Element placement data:

· · · ·

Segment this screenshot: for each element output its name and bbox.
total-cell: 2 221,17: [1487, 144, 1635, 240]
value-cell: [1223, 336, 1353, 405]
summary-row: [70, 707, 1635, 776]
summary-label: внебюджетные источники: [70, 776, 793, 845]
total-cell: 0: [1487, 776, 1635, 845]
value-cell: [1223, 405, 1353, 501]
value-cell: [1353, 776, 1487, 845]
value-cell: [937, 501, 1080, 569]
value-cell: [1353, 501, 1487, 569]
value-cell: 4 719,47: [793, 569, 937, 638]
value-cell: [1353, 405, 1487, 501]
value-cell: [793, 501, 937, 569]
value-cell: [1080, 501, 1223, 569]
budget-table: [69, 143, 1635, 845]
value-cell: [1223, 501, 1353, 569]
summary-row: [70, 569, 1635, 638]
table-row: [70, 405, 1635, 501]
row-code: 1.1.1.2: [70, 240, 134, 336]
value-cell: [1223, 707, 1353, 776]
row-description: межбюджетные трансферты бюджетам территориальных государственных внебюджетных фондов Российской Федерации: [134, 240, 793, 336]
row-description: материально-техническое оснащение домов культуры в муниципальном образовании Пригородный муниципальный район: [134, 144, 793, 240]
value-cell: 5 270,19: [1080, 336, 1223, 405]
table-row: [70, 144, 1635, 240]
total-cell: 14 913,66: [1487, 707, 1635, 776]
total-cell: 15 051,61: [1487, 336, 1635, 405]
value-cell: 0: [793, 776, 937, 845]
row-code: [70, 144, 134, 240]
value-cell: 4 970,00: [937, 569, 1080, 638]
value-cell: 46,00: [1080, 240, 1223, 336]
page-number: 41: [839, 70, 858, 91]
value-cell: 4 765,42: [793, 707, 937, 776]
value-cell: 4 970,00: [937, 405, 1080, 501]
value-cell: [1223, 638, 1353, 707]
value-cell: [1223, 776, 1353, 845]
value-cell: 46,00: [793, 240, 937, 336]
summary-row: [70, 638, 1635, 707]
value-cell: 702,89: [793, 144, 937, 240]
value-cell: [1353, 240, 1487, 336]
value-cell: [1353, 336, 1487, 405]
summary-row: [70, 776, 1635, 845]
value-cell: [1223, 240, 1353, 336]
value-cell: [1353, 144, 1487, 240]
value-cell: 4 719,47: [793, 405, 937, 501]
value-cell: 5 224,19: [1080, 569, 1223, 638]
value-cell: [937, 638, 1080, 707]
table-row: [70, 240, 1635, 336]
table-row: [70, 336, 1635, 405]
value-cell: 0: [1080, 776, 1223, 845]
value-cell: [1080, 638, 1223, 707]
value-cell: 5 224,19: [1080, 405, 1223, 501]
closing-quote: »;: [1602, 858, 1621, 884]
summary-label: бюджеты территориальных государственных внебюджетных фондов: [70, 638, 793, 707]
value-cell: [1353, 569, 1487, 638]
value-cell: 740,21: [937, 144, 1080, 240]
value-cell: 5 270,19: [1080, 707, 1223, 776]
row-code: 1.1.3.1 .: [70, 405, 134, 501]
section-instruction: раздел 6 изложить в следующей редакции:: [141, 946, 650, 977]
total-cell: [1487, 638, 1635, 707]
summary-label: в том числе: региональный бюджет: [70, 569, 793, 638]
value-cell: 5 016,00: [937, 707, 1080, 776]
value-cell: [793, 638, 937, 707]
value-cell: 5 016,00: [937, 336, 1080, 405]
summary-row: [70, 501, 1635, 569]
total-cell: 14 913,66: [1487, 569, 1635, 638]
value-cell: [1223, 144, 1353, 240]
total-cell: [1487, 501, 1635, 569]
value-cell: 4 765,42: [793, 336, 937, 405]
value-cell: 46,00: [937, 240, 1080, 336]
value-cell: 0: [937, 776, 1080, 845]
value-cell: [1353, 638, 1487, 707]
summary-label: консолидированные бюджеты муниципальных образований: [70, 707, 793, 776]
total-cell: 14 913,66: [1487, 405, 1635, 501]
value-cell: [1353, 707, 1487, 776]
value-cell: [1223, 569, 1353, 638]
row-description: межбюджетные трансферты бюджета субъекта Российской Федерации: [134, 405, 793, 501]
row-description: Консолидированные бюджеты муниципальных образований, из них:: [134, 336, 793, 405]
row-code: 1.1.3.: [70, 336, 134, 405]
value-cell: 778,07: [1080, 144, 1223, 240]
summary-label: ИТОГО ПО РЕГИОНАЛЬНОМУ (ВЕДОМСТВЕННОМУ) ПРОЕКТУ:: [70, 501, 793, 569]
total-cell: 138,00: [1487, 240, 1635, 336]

· · · ·

TASK OBJECTIVE:
Select every line of the items above that contains the word "территориальных".

ANSWER TO THIS PROBLEM:
row-description: межбюджетные трансферты бюджетам территориальных государственных внебюджетных фондов Российской Федерации: [134, 240, 793, 336]
summary-label: бюджеты территориальных государственных внебюджетных фондов: [70, 638, 793, 707]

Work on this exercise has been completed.